Exercise directions:
In the listing below, find every line containing "JSON" and copy it out.
The records start
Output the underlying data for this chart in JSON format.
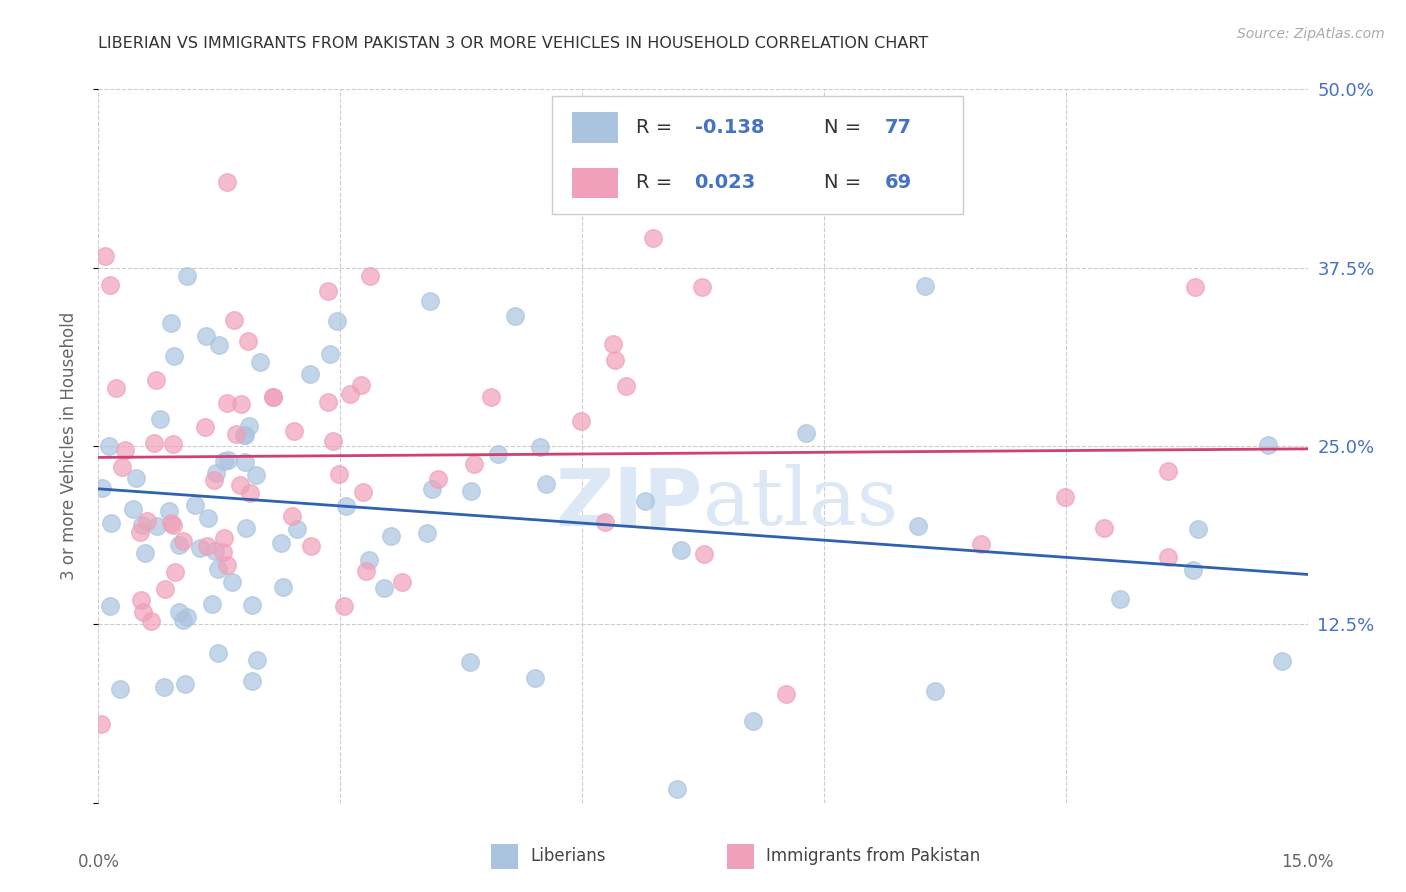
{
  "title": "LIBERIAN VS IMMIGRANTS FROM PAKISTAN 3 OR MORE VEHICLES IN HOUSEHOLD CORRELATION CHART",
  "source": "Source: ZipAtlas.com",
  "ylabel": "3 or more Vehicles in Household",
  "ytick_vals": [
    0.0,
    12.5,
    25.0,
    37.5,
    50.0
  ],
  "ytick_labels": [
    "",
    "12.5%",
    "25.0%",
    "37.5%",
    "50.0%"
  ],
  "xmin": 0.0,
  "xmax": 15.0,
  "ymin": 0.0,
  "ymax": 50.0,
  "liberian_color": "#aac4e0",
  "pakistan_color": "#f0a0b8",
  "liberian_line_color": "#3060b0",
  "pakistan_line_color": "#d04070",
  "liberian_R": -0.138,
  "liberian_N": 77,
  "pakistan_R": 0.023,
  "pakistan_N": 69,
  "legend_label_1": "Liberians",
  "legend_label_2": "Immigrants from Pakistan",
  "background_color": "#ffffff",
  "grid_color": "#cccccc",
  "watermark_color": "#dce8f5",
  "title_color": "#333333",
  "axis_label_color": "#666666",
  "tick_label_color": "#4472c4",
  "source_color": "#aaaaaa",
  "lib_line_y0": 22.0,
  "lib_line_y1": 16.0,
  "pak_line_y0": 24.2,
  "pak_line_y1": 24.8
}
The records end
The records start
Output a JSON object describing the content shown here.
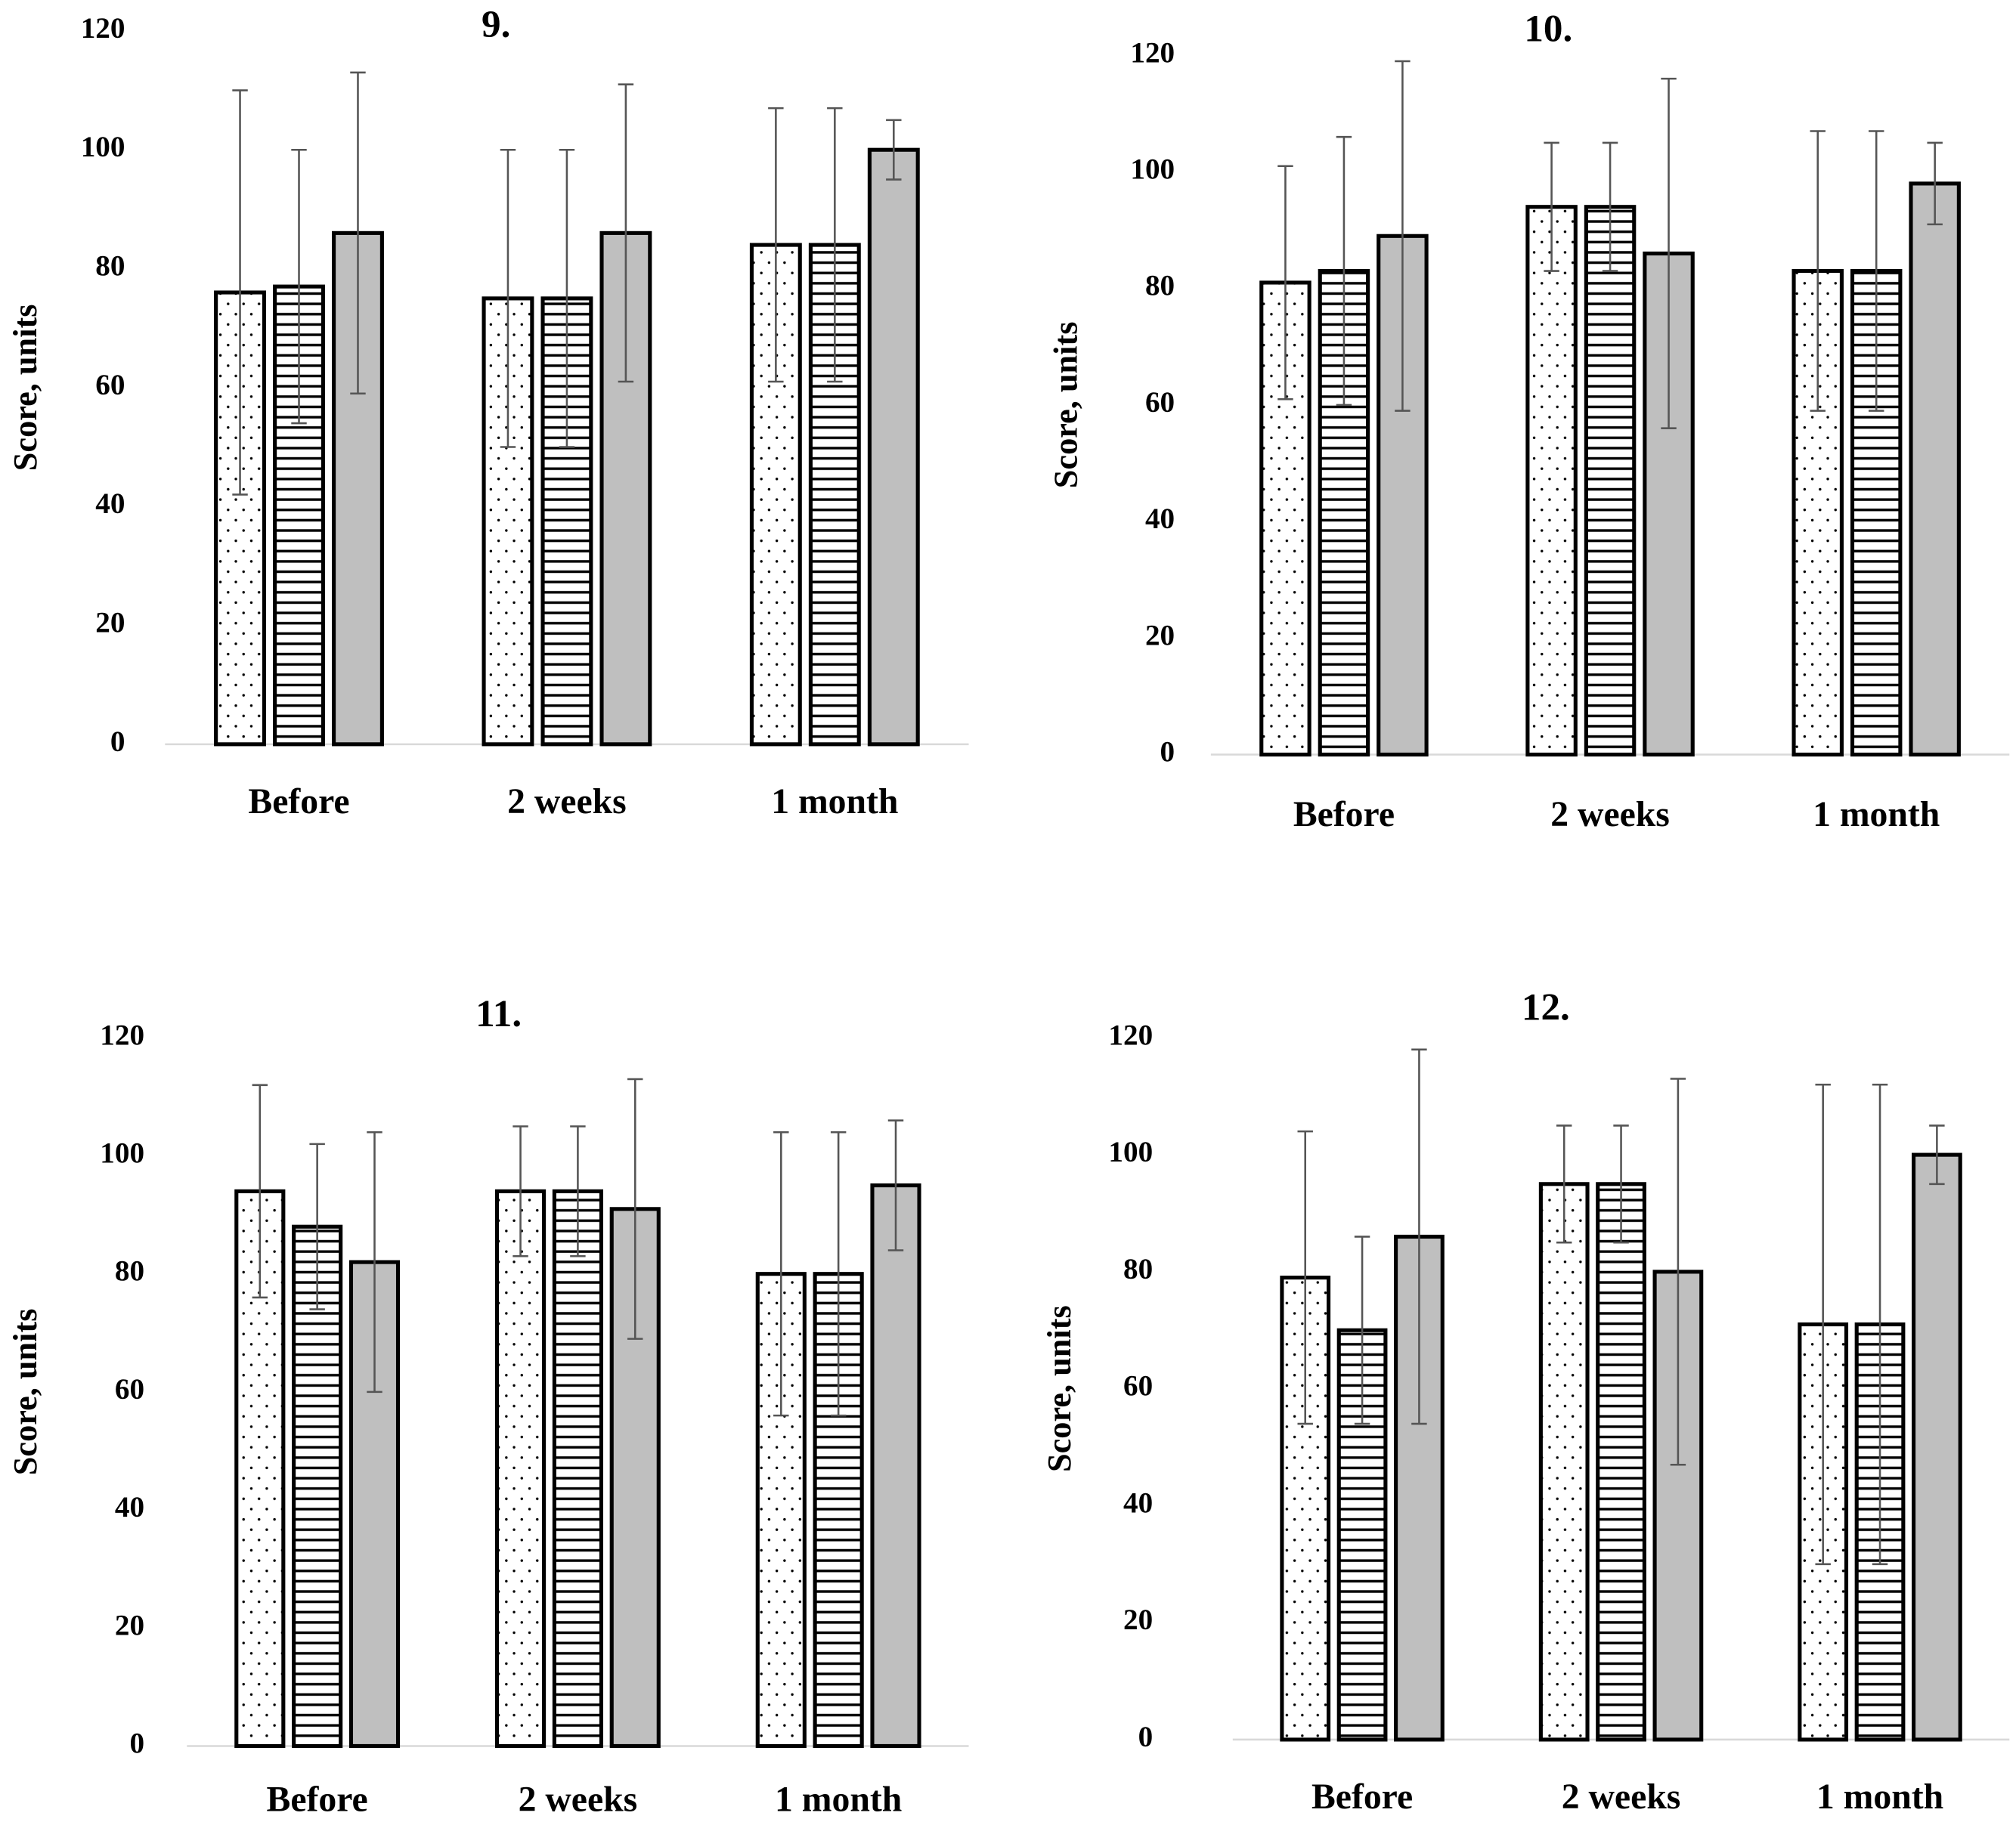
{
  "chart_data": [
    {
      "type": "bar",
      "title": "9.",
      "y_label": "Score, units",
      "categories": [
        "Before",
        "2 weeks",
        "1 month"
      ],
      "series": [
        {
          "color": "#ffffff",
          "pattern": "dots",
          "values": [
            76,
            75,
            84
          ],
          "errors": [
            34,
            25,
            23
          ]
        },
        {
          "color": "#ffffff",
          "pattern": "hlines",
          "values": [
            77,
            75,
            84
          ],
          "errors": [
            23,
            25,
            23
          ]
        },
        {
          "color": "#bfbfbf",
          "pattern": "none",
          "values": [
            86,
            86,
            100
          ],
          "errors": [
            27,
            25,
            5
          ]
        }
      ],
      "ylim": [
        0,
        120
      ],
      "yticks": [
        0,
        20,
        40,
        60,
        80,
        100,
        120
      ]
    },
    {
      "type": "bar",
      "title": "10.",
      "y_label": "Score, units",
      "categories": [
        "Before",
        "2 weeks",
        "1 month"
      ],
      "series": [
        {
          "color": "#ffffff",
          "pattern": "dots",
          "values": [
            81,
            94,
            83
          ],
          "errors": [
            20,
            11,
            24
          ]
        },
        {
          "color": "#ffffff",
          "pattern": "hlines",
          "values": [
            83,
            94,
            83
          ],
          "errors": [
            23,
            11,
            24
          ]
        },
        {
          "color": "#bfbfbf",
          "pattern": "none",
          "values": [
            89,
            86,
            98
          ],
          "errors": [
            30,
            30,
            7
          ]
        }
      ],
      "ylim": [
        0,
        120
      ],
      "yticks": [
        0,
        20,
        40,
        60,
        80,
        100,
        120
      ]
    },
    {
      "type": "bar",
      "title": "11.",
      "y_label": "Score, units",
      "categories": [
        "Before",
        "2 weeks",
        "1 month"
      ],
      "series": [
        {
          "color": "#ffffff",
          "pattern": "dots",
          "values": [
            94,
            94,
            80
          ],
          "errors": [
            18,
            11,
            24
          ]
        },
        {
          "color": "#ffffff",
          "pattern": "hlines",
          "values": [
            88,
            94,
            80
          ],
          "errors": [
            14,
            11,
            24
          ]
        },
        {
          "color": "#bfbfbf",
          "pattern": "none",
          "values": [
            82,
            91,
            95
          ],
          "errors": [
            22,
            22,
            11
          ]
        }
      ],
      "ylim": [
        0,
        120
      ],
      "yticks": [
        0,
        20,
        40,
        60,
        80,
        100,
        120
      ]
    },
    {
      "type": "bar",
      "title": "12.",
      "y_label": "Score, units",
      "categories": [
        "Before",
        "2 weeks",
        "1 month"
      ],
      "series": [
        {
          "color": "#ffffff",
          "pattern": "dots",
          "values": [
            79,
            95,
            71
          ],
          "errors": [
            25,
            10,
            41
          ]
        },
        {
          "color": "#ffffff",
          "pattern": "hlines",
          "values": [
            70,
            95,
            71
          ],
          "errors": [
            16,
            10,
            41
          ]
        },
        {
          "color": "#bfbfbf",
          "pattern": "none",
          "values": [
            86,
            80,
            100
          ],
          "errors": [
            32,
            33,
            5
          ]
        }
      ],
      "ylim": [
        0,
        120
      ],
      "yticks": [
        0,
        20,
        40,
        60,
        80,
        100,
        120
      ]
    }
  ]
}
The records end
Task answer:
Output the underlying data for this chart in JSON format.
Output a JSON object describing the content shown here.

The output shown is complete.